++++ Items ++++

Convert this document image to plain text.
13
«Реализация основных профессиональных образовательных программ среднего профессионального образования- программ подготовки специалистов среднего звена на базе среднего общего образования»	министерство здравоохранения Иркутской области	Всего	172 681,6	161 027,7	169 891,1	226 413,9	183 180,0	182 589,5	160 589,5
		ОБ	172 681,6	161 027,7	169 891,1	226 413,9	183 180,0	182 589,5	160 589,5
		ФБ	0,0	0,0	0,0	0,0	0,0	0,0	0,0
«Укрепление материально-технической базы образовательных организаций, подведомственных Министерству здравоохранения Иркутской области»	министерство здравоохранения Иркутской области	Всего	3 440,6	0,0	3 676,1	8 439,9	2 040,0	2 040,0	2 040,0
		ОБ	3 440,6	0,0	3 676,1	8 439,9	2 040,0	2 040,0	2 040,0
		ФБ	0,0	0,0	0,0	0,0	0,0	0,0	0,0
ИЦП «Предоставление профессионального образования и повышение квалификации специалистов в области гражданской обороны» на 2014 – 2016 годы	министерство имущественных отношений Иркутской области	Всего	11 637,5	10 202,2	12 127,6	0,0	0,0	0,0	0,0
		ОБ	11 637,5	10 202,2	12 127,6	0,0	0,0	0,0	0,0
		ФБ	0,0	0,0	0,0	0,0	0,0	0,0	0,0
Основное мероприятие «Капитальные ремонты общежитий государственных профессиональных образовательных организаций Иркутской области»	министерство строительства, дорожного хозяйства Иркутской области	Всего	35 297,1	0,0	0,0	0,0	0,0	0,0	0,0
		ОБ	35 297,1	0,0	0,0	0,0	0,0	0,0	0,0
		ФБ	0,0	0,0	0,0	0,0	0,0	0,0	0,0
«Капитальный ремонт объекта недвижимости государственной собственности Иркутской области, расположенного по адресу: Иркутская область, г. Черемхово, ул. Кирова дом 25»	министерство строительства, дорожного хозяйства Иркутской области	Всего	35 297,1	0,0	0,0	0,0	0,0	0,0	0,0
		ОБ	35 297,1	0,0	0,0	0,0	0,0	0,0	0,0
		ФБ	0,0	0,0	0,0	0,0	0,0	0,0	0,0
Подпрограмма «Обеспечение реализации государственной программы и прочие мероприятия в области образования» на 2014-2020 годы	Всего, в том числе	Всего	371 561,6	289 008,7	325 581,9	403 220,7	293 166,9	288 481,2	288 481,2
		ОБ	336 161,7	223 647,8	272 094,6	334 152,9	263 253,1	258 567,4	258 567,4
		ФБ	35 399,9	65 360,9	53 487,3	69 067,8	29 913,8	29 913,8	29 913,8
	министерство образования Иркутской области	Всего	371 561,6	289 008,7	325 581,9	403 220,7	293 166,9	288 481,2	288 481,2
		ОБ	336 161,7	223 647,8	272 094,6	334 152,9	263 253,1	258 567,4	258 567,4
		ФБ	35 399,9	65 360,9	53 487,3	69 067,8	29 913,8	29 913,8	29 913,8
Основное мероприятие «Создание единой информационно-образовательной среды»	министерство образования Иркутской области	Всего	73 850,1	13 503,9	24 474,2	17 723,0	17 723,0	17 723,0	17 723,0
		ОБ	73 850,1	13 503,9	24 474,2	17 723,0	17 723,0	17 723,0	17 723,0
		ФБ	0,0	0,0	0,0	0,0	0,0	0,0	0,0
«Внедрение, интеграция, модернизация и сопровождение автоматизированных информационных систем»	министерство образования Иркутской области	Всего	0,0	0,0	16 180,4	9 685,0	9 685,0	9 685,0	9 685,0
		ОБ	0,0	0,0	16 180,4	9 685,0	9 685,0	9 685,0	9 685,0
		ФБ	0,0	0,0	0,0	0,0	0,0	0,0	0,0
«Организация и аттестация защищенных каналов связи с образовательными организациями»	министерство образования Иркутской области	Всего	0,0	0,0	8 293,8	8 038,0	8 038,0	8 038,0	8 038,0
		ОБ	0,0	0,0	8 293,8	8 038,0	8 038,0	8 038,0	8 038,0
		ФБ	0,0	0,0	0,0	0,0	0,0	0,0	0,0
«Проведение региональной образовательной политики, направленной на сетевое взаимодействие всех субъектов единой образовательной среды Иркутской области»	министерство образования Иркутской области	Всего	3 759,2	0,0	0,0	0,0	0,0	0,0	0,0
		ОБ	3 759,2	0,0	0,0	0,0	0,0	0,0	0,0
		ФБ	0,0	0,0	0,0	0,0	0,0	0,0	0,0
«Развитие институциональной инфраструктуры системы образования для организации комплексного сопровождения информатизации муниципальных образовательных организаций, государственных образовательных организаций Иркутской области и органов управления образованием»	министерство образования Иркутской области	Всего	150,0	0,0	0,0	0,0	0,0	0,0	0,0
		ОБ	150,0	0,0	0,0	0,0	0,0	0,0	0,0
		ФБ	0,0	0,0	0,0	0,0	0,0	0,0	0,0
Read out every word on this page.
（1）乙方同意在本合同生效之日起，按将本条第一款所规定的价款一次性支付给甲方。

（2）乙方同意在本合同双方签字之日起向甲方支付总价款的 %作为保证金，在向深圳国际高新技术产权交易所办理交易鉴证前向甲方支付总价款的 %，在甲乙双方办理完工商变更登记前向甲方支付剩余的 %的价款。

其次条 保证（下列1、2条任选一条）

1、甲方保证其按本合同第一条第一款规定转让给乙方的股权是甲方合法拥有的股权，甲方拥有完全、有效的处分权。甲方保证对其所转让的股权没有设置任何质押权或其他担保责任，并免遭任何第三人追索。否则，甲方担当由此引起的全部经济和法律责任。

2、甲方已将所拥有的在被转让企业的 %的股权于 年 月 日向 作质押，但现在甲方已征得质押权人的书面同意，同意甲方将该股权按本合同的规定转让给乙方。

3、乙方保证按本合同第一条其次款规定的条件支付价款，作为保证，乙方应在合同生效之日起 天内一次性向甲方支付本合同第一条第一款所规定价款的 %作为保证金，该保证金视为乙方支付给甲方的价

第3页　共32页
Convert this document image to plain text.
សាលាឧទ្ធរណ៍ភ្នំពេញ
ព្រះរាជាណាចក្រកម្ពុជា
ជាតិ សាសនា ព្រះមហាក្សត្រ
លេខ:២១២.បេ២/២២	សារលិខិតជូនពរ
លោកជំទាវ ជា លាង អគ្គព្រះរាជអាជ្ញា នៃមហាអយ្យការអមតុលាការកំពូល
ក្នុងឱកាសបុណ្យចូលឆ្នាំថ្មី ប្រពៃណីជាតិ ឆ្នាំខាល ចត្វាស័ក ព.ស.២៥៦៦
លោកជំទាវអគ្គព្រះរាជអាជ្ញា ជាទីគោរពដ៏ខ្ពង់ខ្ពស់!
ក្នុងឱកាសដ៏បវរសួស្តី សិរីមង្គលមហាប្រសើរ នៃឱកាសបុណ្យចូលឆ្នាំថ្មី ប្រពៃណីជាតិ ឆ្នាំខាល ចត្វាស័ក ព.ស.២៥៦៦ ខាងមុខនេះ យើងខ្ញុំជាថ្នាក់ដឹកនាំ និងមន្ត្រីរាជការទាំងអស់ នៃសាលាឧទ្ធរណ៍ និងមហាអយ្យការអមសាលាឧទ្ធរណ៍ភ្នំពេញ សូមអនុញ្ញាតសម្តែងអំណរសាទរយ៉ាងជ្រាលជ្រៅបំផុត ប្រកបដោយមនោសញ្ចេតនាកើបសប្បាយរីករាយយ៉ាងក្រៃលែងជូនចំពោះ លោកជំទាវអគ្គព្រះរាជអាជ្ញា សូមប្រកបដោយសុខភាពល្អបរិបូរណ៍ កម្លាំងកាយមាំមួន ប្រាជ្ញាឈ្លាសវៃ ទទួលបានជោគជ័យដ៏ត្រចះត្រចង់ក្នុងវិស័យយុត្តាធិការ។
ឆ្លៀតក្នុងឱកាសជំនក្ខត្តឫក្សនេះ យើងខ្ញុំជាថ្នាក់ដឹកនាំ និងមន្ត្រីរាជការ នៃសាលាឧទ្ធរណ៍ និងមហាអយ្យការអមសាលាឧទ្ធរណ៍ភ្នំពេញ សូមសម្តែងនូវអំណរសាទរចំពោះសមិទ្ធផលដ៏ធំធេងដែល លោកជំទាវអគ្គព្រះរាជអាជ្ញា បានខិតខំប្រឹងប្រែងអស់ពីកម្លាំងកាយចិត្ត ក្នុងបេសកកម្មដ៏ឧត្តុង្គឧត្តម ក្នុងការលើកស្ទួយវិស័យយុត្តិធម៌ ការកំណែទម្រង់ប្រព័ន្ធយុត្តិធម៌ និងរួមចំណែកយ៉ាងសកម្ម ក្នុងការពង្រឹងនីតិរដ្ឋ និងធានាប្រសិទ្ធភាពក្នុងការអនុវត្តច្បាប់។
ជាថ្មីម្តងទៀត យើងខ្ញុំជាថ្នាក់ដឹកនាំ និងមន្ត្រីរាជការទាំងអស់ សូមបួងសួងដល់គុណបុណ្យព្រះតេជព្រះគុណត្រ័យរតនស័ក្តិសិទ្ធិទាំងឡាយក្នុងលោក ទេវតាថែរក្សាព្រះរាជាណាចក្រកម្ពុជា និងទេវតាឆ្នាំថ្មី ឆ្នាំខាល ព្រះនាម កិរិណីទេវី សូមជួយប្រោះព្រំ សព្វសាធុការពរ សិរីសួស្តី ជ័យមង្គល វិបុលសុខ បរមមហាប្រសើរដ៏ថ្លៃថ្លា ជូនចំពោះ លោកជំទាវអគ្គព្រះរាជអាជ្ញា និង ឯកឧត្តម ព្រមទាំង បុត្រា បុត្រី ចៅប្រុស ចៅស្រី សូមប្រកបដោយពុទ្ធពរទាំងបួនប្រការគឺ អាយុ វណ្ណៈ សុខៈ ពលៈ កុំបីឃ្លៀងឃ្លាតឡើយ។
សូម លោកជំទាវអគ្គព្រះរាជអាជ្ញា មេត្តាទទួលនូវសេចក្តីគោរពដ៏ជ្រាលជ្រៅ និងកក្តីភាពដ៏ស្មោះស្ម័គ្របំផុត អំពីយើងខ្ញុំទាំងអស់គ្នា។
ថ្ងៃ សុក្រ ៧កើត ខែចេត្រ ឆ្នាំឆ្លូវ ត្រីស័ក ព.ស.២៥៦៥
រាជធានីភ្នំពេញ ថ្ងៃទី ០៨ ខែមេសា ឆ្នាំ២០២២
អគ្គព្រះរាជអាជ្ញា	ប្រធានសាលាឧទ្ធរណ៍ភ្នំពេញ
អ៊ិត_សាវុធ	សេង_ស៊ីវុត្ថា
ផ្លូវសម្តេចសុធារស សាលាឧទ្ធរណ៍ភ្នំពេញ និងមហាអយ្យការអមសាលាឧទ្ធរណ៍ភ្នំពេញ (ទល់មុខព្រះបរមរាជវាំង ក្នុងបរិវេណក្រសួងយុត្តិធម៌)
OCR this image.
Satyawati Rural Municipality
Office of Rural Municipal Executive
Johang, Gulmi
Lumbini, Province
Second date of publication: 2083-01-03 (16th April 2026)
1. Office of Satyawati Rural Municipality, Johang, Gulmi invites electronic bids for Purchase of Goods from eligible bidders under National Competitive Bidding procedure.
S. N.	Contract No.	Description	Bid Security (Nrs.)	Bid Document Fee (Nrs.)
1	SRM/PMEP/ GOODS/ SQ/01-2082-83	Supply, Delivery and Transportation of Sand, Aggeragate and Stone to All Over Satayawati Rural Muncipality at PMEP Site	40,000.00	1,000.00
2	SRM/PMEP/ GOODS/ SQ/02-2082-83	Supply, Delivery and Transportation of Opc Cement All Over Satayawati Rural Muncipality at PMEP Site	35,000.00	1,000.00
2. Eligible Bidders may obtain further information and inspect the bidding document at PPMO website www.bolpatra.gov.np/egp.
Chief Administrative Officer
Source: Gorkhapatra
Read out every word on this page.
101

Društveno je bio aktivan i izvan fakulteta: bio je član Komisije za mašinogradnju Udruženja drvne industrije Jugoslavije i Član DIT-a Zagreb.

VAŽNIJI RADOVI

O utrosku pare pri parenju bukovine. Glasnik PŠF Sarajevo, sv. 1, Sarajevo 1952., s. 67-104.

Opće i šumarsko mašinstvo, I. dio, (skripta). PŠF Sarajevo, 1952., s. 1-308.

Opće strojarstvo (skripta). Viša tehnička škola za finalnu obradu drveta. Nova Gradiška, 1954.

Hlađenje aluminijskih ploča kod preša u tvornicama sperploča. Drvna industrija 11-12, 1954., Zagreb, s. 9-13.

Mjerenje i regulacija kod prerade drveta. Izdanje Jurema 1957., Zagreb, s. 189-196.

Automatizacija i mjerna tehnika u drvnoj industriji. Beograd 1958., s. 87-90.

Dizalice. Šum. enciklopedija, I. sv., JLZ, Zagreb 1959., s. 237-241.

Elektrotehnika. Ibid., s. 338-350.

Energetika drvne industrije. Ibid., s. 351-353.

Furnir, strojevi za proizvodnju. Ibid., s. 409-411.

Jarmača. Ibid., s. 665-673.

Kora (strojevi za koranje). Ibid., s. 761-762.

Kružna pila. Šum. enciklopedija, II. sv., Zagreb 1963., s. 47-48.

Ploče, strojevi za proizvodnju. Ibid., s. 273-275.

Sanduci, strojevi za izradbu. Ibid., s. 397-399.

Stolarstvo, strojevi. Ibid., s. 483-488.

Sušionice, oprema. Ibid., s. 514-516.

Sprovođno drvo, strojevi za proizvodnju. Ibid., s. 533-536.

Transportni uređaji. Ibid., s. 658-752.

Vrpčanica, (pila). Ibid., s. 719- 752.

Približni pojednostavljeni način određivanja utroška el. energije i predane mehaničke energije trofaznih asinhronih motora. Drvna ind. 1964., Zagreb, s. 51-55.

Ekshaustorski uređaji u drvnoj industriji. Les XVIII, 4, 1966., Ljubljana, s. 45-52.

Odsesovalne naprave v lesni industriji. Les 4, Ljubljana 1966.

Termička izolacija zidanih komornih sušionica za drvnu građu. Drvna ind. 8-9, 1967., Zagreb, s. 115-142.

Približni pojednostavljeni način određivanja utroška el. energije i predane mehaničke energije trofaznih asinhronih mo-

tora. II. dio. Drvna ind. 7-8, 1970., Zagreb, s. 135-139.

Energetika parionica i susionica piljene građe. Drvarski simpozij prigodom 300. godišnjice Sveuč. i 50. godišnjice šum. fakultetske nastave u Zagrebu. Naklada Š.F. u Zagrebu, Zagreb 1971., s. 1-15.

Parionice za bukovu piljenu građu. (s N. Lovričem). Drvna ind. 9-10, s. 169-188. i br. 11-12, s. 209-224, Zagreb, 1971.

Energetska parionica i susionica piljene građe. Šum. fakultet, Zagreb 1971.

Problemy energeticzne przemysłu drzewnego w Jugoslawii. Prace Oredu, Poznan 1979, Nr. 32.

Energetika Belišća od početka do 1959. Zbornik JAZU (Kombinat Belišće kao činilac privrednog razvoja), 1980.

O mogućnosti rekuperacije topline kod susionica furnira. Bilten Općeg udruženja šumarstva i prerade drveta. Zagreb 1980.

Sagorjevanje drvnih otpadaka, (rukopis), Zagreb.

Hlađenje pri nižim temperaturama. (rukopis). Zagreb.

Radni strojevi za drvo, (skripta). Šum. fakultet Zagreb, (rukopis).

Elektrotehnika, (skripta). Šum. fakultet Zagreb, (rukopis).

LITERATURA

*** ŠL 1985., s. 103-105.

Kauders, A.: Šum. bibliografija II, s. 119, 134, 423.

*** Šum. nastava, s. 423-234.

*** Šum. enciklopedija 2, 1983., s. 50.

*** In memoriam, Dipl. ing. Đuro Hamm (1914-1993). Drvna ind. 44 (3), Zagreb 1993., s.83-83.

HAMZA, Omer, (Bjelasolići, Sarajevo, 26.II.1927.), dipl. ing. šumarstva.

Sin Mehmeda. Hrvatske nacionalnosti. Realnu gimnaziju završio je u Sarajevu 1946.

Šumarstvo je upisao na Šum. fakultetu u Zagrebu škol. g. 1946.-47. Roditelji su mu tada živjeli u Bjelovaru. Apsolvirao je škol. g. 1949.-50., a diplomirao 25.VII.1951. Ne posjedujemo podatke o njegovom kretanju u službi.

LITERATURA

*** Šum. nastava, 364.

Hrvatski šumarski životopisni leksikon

++++

- Task description
For the listing above, identify each line bearing "Delivery".

- Problem solution
1	SRM/PMEP/ GOODS/ SQ/01-2082-83	Supply, Delivery and Transportation of Sand, Aggeragate and Stone to All Over Satayawati Rural Muncipality at PMEP Site	40,000.00	1,000.00
2	SRM/PMEP/ GOODS/ SQ/02-2082-83	Supply, Delivery and Transportation of Opc Cement All Over Satayawati Rural Muncipality at PMEP Site	35,000.00	1,000.00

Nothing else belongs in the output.